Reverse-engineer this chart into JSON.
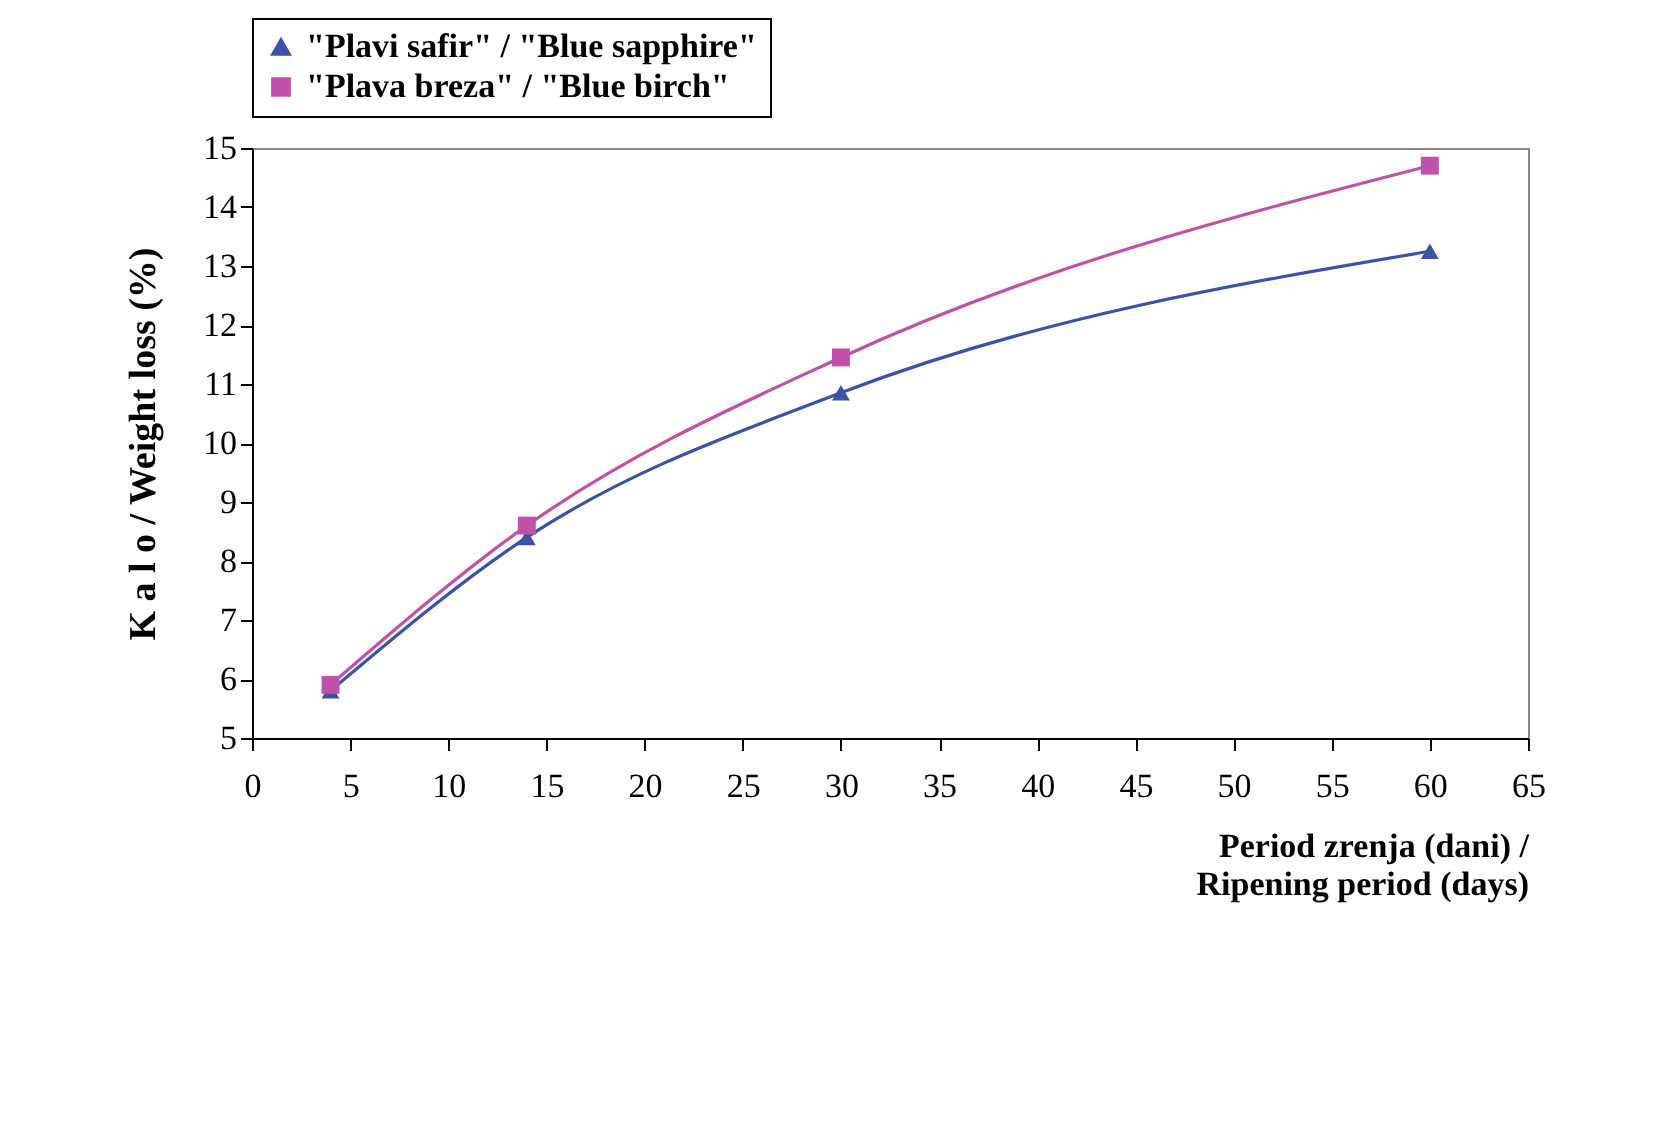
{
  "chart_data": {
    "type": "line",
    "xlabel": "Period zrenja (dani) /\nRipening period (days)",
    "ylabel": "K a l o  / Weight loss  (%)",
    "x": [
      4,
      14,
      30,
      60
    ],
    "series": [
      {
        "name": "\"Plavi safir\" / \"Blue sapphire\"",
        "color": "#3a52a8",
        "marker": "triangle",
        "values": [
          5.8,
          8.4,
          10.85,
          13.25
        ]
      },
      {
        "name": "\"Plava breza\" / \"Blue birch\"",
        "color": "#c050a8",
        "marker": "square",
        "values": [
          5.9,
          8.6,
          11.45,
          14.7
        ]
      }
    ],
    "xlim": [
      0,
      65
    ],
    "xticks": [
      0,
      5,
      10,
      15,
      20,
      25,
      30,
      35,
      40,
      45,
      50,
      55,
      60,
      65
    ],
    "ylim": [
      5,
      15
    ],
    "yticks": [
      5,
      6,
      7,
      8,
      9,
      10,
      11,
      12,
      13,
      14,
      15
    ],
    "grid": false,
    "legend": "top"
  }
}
____
**WHAT IS BEING ASKED**
Images in the records should not be copied. Repeat all the rest exactly.

**FINAL RESULT**
Reverse-engineer this chart into JSON.
{
  "chart_data": {
    "type": "line",
    "xlabel": "Period zrenja (dani) /\nRipening period (days)",
    "ylabel": "K a l o  / Weight loss  (%)",
    "x": [
      4,
      14,
      30,
      60
    ],
    "series": [
      {
        "name": "\"Plavi safir\" / \"Blue sapphire\"",
        "color": "#3a52a8",
        "marker": "triangle",
        "values": [
          5.8,
          8.4,
          10.85,
          13.25
        ]
      },
      {
        "name": "\"Plava breza\" / \"Blue birch\"",
        "color": "#c050a8",
        "marker": "square",
        "values": [
          5.9,
          8.6,
          11.45,
          14.7
        ]
      }
    ],
    "xlim": [
      0,
      65
    ],
    "xticks": [
      0,
      5,
      10,
      15,
      20,
      25,
      30,
      35,
      40,
      45,
      50,
      55,
      60,
      65
    ],
    "ylim": [
      5,
      15
    ],
    "yticks": [
      5,
      6,
      7,
      8,
      9,
      10,
      11,
      12,
      13,
      14,
      15
    ],
    "grid": false,
    "legend": "top"
  }
}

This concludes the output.